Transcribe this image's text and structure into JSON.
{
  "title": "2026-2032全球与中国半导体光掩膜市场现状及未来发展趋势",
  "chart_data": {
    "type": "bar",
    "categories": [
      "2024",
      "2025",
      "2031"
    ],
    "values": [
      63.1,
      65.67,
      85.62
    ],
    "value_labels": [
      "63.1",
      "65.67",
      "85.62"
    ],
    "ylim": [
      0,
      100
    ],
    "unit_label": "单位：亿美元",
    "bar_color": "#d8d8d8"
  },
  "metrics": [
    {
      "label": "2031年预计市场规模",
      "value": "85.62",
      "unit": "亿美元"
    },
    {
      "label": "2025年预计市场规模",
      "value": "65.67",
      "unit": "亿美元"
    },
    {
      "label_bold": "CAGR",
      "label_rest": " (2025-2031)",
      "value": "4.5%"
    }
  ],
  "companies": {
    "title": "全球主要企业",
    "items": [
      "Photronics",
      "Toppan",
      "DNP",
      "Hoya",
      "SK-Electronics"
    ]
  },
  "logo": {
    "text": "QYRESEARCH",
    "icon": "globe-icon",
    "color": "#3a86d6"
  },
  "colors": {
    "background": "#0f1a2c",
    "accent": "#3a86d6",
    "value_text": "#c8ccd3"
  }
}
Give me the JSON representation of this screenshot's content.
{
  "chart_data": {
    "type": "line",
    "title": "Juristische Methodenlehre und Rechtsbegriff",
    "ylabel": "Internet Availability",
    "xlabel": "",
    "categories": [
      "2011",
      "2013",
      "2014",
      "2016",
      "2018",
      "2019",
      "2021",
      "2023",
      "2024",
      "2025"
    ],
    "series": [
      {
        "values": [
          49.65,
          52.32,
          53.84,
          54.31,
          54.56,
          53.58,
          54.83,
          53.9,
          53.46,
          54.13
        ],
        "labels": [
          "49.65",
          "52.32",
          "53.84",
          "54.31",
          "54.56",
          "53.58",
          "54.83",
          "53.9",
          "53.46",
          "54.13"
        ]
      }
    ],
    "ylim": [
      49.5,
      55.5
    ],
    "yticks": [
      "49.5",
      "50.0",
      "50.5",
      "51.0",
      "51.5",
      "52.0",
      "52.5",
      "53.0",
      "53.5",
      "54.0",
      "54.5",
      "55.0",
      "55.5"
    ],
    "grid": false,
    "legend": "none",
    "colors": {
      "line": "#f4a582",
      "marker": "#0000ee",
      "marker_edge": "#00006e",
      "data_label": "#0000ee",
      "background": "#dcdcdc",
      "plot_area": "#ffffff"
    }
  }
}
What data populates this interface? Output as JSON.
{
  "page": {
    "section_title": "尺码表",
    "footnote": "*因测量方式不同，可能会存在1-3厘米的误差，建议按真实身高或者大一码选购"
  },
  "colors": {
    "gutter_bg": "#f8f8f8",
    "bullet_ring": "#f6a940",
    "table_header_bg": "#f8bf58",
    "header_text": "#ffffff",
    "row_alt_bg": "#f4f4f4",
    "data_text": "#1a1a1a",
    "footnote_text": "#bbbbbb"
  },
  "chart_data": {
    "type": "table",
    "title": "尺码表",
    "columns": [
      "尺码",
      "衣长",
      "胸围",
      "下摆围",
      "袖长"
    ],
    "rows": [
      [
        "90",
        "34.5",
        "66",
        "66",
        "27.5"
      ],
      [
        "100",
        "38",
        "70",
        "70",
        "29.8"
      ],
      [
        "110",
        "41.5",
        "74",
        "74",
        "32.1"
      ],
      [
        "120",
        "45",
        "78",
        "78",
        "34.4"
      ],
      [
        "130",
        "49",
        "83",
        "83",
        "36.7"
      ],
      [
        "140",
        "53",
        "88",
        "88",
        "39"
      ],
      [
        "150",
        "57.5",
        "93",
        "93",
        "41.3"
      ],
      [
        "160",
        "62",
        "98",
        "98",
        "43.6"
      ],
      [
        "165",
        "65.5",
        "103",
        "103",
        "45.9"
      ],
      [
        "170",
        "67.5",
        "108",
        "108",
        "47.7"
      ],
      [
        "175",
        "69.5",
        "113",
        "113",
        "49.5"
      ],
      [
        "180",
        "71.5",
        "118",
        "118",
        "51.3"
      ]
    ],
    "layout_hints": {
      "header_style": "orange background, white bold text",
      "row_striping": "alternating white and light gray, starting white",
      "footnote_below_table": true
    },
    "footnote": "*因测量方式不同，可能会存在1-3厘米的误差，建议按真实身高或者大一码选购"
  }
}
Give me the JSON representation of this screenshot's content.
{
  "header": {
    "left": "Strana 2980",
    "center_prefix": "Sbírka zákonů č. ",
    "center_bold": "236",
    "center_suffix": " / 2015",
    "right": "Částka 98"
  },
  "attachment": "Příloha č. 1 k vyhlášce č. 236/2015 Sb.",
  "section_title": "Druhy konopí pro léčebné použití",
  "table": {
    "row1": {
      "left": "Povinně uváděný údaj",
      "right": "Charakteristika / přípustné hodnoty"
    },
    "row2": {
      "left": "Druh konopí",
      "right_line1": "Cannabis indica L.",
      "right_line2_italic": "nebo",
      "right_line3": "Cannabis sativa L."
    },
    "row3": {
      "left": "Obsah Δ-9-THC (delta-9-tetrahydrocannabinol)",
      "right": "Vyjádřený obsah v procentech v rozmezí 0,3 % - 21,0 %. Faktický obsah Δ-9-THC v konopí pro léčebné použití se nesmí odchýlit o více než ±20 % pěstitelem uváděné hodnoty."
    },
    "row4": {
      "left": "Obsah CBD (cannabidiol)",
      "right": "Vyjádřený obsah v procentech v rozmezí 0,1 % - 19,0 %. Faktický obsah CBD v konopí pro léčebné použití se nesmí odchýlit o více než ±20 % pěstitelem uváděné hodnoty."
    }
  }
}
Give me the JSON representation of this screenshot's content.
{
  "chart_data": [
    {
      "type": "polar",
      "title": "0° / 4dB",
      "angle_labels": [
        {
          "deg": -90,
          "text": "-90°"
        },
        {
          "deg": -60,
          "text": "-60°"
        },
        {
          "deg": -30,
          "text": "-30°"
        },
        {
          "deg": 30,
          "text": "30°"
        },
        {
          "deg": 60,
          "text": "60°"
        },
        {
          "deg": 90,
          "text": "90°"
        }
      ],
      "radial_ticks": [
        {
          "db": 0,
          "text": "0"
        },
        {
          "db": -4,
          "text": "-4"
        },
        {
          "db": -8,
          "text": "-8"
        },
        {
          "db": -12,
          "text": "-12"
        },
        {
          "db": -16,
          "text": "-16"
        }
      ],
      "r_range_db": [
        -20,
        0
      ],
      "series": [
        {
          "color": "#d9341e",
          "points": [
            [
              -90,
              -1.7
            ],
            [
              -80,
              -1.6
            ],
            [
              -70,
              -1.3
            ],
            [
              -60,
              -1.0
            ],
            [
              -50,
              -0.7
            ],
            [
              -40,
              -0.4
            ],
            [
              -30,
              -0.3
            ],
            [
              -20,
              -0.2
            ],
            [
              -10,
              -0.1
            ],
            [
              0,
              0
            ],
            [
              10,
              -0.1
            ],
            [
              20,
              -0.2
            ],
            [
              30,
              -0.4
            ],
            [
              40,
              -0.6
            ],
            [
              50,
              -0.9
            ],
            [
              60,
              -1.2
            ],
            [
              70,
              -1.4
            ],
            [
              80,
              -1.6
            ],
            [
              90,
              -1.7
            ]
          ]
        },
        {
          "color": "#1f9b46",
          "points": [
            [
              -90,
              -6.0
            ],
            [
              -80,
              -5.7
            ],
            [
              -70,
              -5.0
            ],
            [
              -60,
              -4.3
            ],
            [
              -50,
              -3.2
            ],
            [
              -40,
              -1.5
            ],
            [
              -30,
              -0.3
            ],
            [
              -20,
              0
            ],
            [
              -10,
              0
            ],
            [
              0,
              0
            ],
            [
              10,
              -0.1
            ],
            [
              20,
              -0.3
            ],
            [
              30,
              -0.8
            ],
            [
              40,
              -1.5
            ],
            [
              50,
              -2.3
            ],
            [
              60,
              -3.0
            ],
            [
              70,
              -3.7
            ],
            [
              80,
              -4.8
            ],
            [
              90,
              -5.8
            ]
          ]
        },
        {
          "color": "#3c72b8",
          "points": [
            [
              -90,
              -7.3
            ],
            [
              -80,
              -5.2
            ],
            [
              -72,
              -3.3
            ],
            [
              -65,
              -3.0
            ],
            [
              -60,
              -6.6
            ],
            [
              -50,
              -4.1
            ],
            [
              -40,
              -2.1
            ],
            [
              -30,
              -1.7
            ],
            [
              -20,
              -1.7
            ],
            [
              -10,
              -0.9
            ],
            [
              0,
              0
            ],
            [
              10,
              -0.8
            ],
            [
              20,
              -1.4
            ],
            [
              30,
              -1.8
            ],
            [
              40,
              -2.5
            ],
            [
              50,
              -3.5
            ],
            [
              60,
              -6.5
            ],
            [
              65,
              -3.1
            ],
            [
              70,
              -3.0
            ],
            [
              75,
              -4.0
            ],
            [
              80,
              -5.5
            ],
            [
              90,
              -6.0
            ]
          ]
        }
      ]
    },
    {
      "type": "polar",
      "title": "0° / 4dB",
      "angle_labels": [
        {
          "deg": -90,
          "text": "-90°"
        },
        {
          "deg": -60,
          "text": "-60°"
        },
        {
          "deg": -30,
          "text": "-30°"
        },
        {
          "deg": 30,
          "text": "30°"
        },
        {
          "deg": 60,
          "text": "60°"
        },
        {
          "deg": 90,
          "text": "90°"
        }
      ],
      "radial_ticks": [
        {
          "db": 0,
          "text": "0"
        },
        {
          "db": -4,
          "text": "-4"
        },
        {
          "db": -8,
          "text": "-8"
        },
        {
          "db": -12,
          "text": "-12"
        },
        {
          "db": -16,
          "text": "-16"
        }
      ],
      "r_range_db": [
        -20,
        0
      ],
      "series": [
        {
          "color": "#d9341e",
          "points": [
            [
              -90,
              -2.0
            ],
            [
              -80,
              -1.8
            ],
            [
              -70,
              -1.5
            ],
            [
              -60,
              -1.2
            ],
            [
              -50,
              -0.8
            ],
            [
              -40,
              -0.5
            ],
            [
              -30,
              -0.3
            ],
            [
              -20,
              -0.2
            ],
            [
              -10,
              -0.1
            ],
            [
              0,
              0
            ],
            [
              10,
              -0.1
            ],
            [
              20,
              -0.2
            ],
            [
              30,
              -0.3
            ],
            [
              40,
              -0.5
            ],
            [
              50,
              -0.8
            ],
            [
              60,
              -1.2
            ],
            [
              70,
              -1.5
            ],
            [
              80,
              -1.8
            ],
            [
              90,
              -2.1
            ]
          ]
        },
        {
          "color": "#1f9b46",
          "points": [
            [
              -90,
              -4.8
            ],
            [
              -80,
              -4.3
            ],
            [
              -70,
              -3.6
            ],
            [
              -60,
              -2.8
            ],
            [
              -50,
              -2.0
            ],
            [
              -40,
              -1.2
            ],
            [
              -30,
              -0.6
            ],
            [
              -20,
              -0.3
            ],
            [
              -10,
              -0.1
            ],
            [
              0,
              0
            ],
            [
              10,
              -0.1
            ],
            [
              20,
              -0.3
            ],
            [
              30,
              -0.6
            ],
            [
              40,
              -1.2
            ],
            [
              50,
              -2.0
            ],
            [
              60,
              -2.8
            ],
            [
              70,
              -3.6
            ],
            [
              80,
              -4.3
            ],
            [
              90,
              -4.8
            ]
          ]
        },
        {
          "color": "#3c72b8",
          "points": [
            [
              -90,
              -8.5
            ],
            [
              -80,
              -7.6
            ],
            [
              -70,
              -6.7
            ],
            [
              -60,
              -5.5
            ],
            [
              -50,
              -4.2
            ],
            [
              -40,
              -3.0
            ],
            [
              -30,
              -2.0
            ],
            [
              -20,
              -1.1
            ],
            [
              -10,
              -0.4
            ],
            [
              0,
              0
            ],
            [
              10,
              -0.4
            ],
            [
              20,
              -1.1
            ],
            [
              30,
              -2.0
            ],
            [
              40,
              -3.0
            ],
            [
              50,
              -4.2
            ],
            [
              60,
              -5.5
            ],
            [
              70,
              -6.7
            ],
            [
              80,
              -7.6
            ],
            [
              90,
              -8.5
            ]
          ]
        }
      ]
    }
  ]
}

WHAT TO PRODUCE
Show each line in the entries that holds the string "nesmí".

RESULT
      "right": "Vyjádřený obsah v procentech v rozmezí 0,3 % - 21,0 %. Faktický obsah Δ-9-THC v konopí pro léčebné použití se nesmí odchýlit o více než ±20 % pěstitelem uváděné hodnoty."
      "right": "Vyjádřený obsah v procentech v rozmezí 0,1 % - 19,0 %. Faktický obsah CBD v konopí pro léčebné použití se nesmí odchýlit o více než ±20 % pěstitelem uváděné hodnoty."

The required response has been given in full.